======== EXTRACTED ENTRIES ========

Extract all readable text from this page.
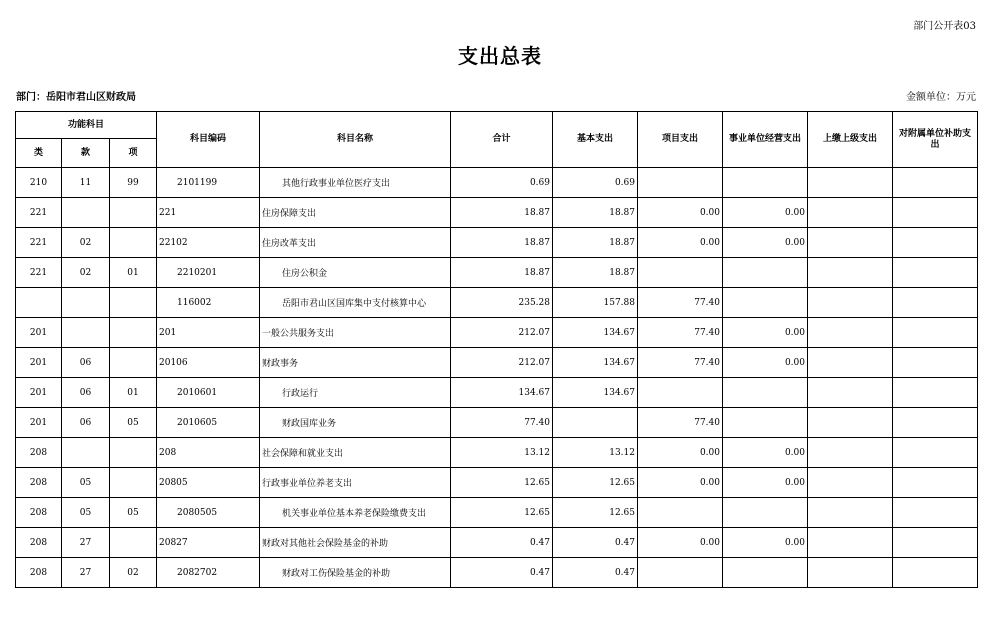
部门公开表03
支出总表
部门：岳阳市君山区财政局	金额单位：万元
功能科目			科目编码	科目名称	合计	基本支出	项目支出	事业单位经营支出	上缴上级支出	对附属单位补助支出
类	款	项								
210	11	99	2101199	其他行政事业单位医疗支出	0.69	0.69				
221			221	住房保障支出	18.87	18.87	0.00	0.00		
221	02		22102	住房改革支出	18.87	18.87	0.00	0.00		
221	02	01	2210201	住房公积金	18.87	18.87				
			116002	岳阳市君山区国库集中支付核算中心	235.28	157.88	77.40			
201			201	一般公共服务支出	212.07	134.67	77.40	0.00		
201	06		20106	财政事务	212.07	134.67	77.40	0.00		
201	06	01	2010601	行政运行	134.67	134.67				
201	06	05	2010605	财政国库业务	77.40		77.40			
208			208	社会保障和就业支出	13.12	13.12	0.00	0.00		
208	05		20805	行政事业单位养老支出	12.65	12.65	0.00	0.00		
208	05	05	2080505	机关事业单位基本养老保险缴费支出	12.65	12.65				
208	27		20827	财政对其他社会保险基金的补助	0.47	0.47	0.00	0.00		
208	27	02	2082702	财政对工伤保险基金的补助	0.47	0.47				
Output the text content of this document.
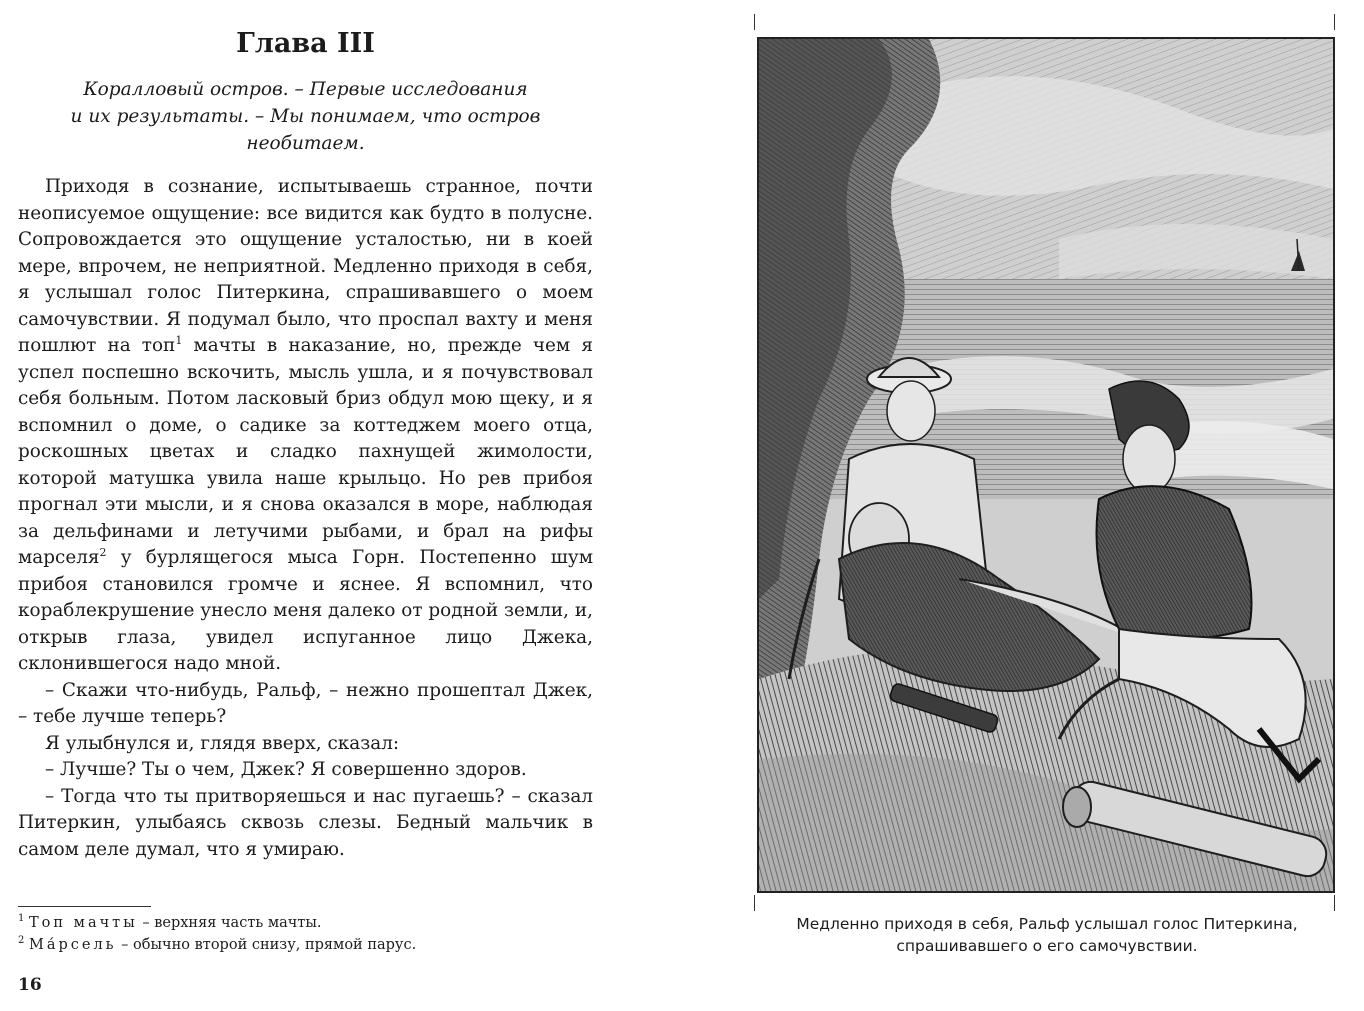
Глава III
Коралловый остров. – Первые исследования
и их результаты. – Мы понимаем, что остров
необитаем.

Приходя в сознание, испытываешь странное, почти неописуемое ощущение: все видится как будто в полусне. Сопровождается это ощущение усталостью, ни в коей мере, впрочем, не неприятной. Медленно приходя в себя, я услышал голос Питеркина, спрашивавшего о моем самочувствии. Я подумал было, что проспал вахту и меня пошлют на топ$^1$ мачты в наказание, но, прежде чем я успел поспешно вскочить, мысль ушла, и я почувствовал себя больным. Потом ласковый бриз обдул мою щеку, и я вспомнил о доме, о садике за коттеджем моего отца, роскошных цветах и сладко пахнущей жимолости, которой матушка увила наше крыльцо. Но рев прибоя прогнал эти мысли, и я снова оказался в море, наблюдая за дельфинами и летучими рыбами, и брал на рифы марселя$^2$ у бурлящегося мыса Горн. Постепенно шум прибоя становился громче и яснее. Я вспомнил, что кораблекрушение унесло меня далеко от родной земли, и, открыв глаза, увидел испуганное лицо Джека, склонившегося надо мной.

– Скажи что-нибудь, Ральф, – нежно прошептал Джек, – тебе лучше теперь?

Я улыбнулся и, глядя вверх, сказал:

– Лучше? Ты о чем, Джек? Я совершенно здоров.

– Тогда что ты притворяешься и нас пугаешь? – сказал Питеркин, улыбаясь сквозь слезы. Бедный мальчик в самом деле думал, что я умираю.

$^1$ Топ мачты – верхняя часть мачты.

$^2$ Ма́рсель – обычно второй снизу, прямой парус.

16

Медленно приходя в себя, Ральф услышал голос Питеркина,
спрашивавшего о его самочувствии.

========

> [THE REQUEST] Repeat the records above exactly, omitting every picture.

> [WRITTEN ANSWER]
Extract all readable text from this page.
部门公开表03
支出总表
部门：岳阳市君山区财政局	金额单位：万元
功能科目			科目编码	科目名称	合计	基本支出	项目支出	事业单位经营支出	上缴上级支出	对附属单位补助支出
类	款	项								
210	11	99	2101199	其他行政事业单位医疗支出	0.69	0.69				
221			221	住房保障支出	18.87	18.87	0.00	0.00		
221	02		22102	住房改革支出	18.87	18.87	0.00	0.00		
221	02	01	2210201	住房公积金	18.87	18.87				
			116002	岳阳市君山区国库集中支付核算中心	235.28	157.88	77.40			
201			201	一般公共服务支出	212.07	134.67	77.40	0.00		
201	06		20106	财政事务	212.07	134.67	77.40	0.00		
201	06	01	2010601	行政运行	134.67	134.67				
201	06	05	2010605	财政国库业务	77.40		77.40			
208			208	社会保障和就业支出	13.12	13.12	0.00	0.00		
208	05		20805	行政事业单位养老支出	12.65	12.65	0.00	0.00		
208	05	05	2080505	机关事业单位基本养老保险缴费支出	12.65	12.65				
208	27		20827	财政对其他社会保险基金的补助	0.47	0.47	0.00	0.00		
208	27	02	2082702	财政对工伤保险基金的补助	0.47	0.47				
Output the text content of this document.
Глава III
Коралловый остров. – Первые исследования
и их результаты. – Мы понимаем, что остров
необитаем.

Приходя в сознание, испытываешь странное, почти неописуемое ощущение: все видится как будто в полусне. Сопровождается это ощущение усталостью, ни в коей мере, впрочем, не неприятной. Медленно приходя в себя, я услышал голос Питеркина, спрашивавшего о моем самочувствии. Я подумал было, что проспал вахту и меня пошлют на топ$^1$ мачты в наказание, но, прежде чем я успел поспешно вскочить, мысль ушла, и я почувствовал себя больным. Потом ласковый бриз обдул мою щеку, и я вспомнил о доме, о садике за коттеджем моего отца, роскошных цветах и сладко пахнущей жимолости, которой матушка увила наше крыльцо. Но рев прибоя прогнал эти мысли, и я снова оказался в море, наблюдая за дельфинами и летучими рыбами, и брал на рифы марселя$^2$ у бурлящегося мыса Горн. Постепенно шум прибоя становился громче и яснее. Я вспомнил, что кораблекрушение унесло меня далеко от родной земли, и, открыв глаза, увидел испуганное лицо Джека, склонившегося надо мной.

– Скажи что-нибудь, Ральф, – нежно прошептал Джек, – тебе лучше теперь?

Я улыбнулся и, глядя вверх, сказал:

– Лучше? Ты о чем, Джек? Я совершенно здоров.

– Тогда что ты притворяешься и нас пугаешь? – сказал Питеркин, улыбаясь сквозь слезы. Бедный мальчик в самом деле думал, что я умираю.

$^1$ Топ мачты – верхняя часть мачты.

$^2$ Ма́рсель – обычно второй снизу, прямой парус.

16

Медленно приходя в себя, Ральф услышал голос Питеркина,
спрашивавшего о его самочувствии.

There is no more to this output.